--- start PROVIDED MATERIAL ---

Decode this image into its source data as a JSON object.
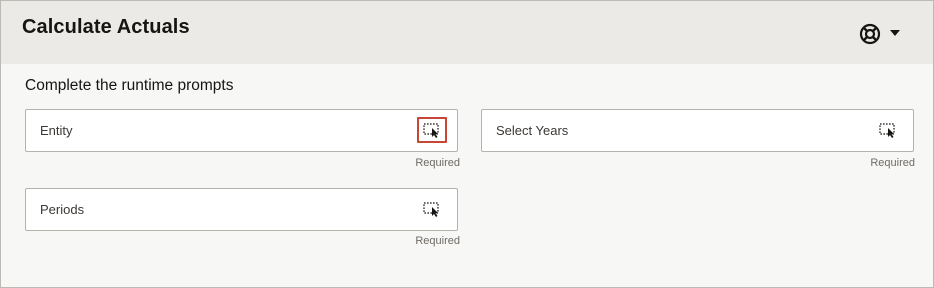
{
  "header": {
    "title": "Calculate Actuals",
    "help_icon": "lifebuoy-icon",
    "menu_icon": "caret-down-icon"
  },
  "subtitle": "Complete the runtime prompts",
  "fields": [
    {
      "label": "Entity",
      "helper": "Required",
      "icon": "member-selector-icon",
      "highlighted": true,
      "highlight_color": "#c74634"
    },
    {
      "label": "Select Years",
      "helper": "Required",
      "icon": "member-selector-icon"
    },
    {
      "label": "Periods",
      "helper": "Required",
      "icon": "member-selector-icon"
    }
  ]
}
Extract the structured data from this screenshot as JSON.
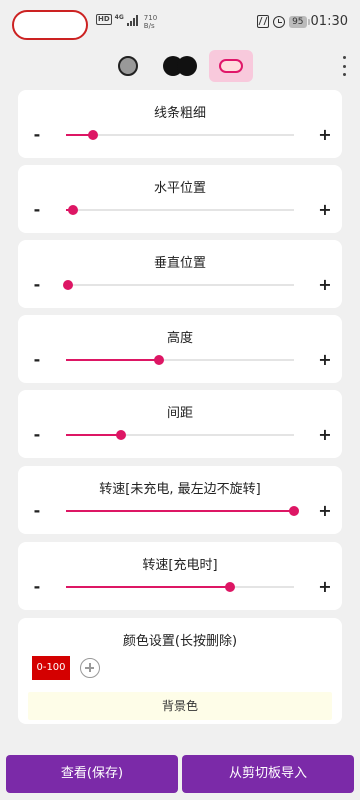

--- end PROVIDED MATERIAL ---

YOUR GOAL: Your task is to reproduce all of the material exactly. The pictures stay out.

FULL ANSWER:
Decode this image into its source data as a JSON object.
{
  "header": {
    "title": "Calculate Actuals",
    "help_icon": "lifebuoy-icon",
    "menu_icon": "caret-down-icon"
  },
  "subtitle": "Complete the runtime prompts",
  "fields": [
    {
      "label": "Entity",
      "helper": "Required",
      "icon": "member-selector-icon",
      "highlighted": true,
      "highlight_color": "#c74634"
    },
    {
      "label": "Select Years",
      "helper": "Required",
      "icon": "member-selector-icon"
    },
    {
      "label": "Periods",
      "helper": "Required",
      "icon": "member-selector-icon"
    }
  ]
}
Extract the structured data from this screenshot as JSON.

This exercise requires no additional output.